▶ **PROBLEM REQUIREMENTS**
Copy out each line featuring the string "this" from the entries beneath.

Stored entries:
══════

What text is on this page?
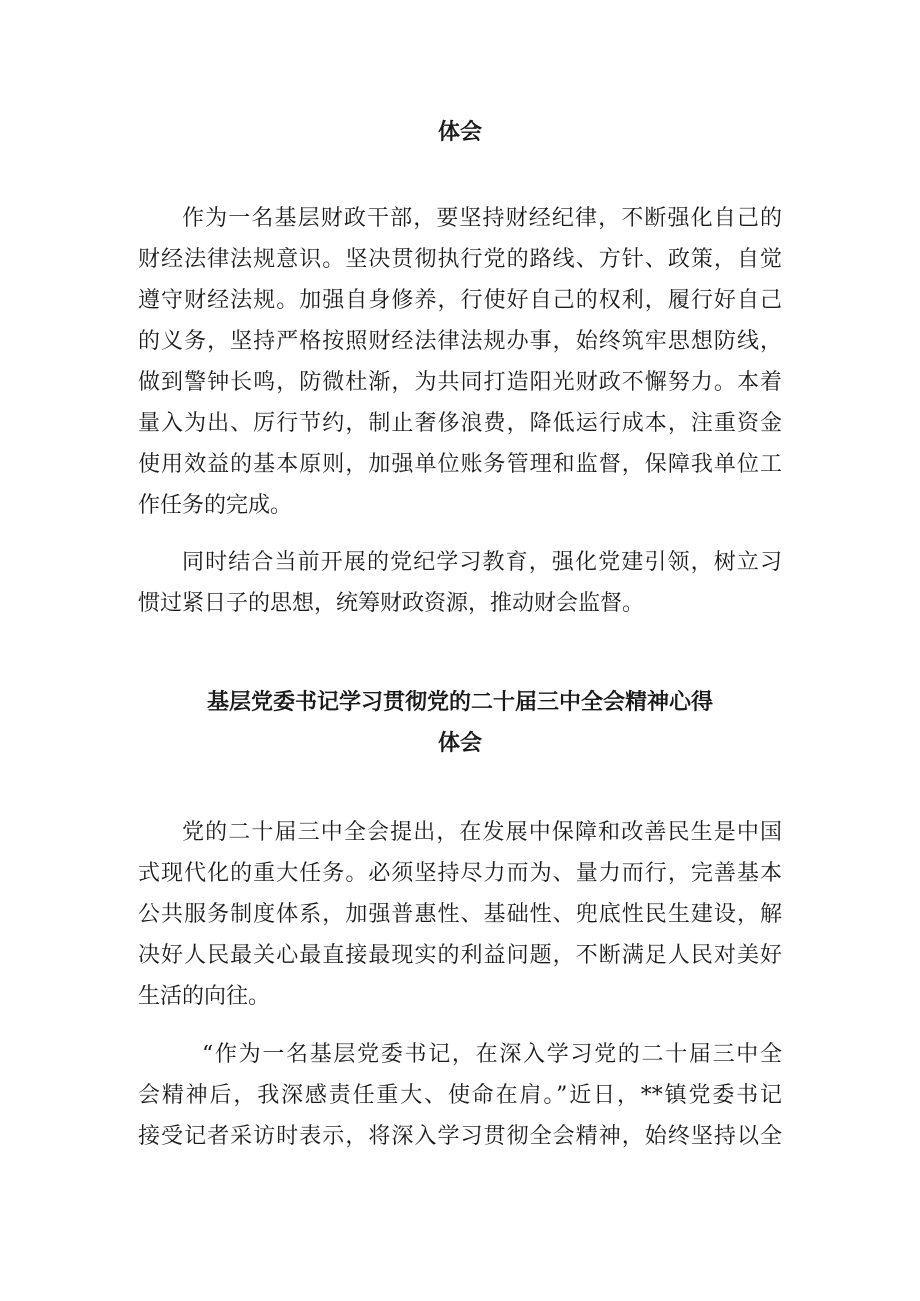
体会
作为一名基层财政干部，要坚持财经纪律，不断强化自己的
财经法律法规意识。坚决贯彻执行党的路线、方针、政策，自觉
遵守财经法规。加强自身修养，行使好自己的权利，履行好自己
的义务，坚持严格按照财经法律法规办事，始终筑牢思想防线，
做到警钟长鸣，防微杜渐，为共同打造阳光财政不懈努力。本着
量入为出、厉行节约，制止奢侈浪费，降低运行成本，注重资金
使用效益的基本原则，加强单位账务管理和监督，保障我单位工
作任务的完成。
同时结合当前开展的党纪学习教育，强化党建引领，树立习
惯过紧日子的思想，统筹财政资源，推动财会监督。
基层党委书记学习贯彻党的二十届三中全会精神心得
体会
党的二十届三中全会提出，在发展中保障和改善民生是中国
式现代化的重大任务。必须坚持尽力而为、量力而行，完善基本
公共服务制度体系，加强普惠性、基础性、兜底性民生建设，解
决好人民最关心最直接最现实的利益问题，不断满足人民对美好
生活的向往。
“作为一名基层党委书记，在深入学习党的二十届三中全
会精神后，我深感责任重大、使命在肩。”近日，**镇党委书记
接受记者采访时表示，将深入学习贯彻全会精神，始终坚持以全
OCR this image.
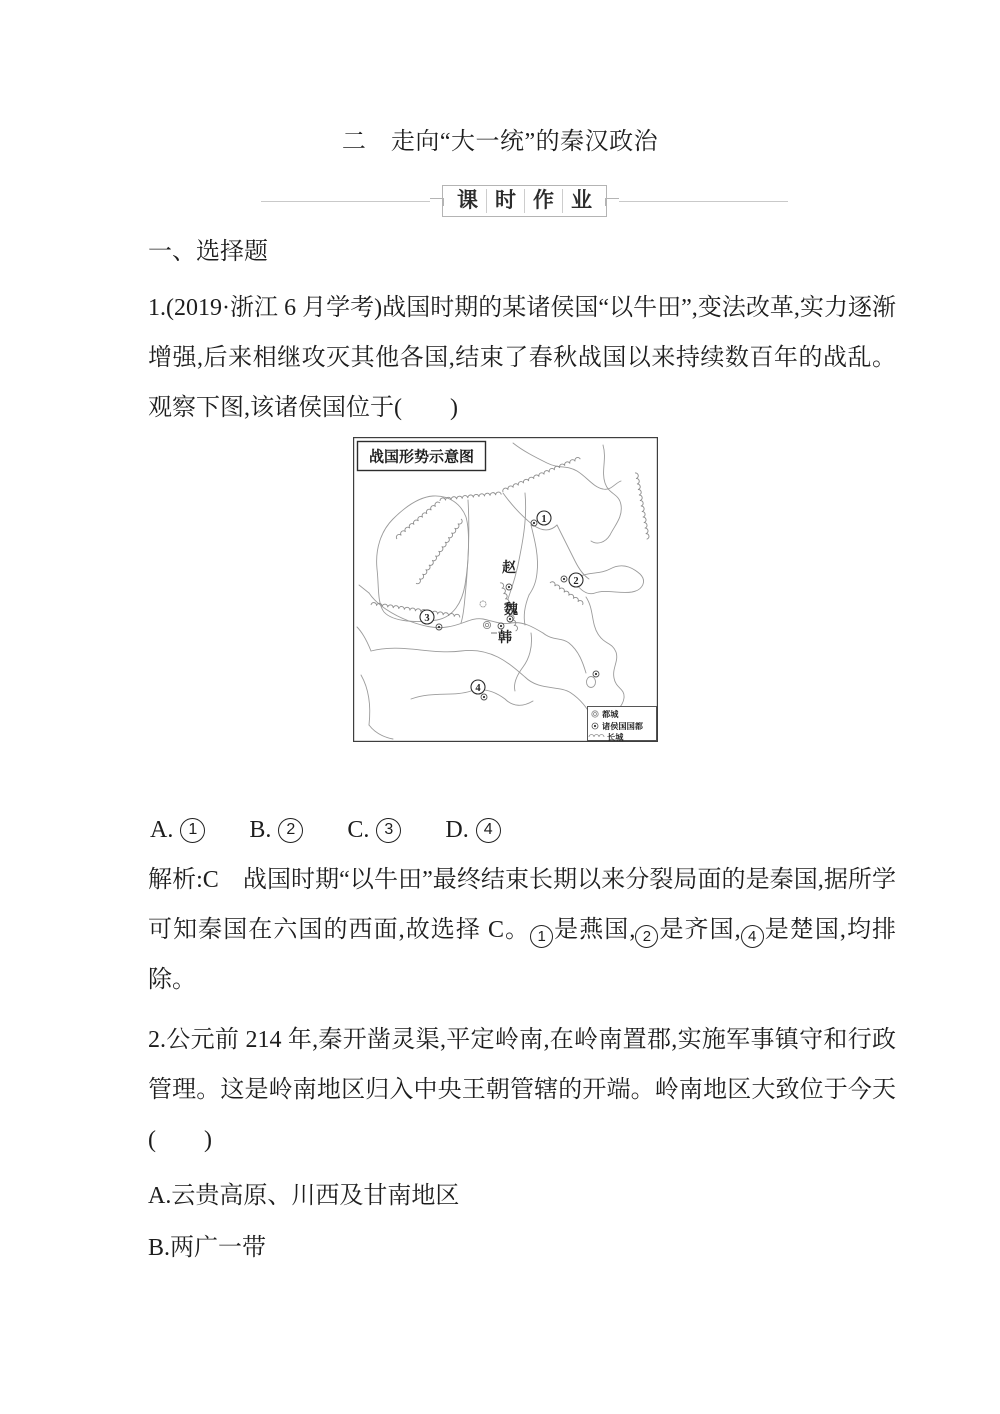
二　走向“大一统”的秦汉政治
课 时 作 业
一、选择题
1.(2019·浙江 6 月学考)战国时期的某诸侯国“以牛田”,变法改革,实力逐渐增强,后来相继攻灭其他各国,结束了春秋战国以来持续数百年的战乱。观察下图,该诸侯国位于(　　)
1
2
3
4
赵
魏
韩
战国形势示意图
都城
诸侯国国都
长城
A. 1	B. 2	C. 3	D. 4
解析:C　战国时期“以牛田”最终结束长期以来分裂局面的是秦国,据所学可知秦国在六国的西面,故选择 C。 1 是燕国, 2 是齐国, 4 是楚国,均排除。
2.公元前 214 年,秦开凿灵渠,平定岭南,在岭南置郡,实施军事镇守和行政管理。这是岭南地区归入中央王朝管辖的开端。岭南地区大致位于今天(　　)
A.云贵高原、川西及甘南地区
B.两广一带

══════

▶ **RESPONSE**
What text is on this page?
OCR this image.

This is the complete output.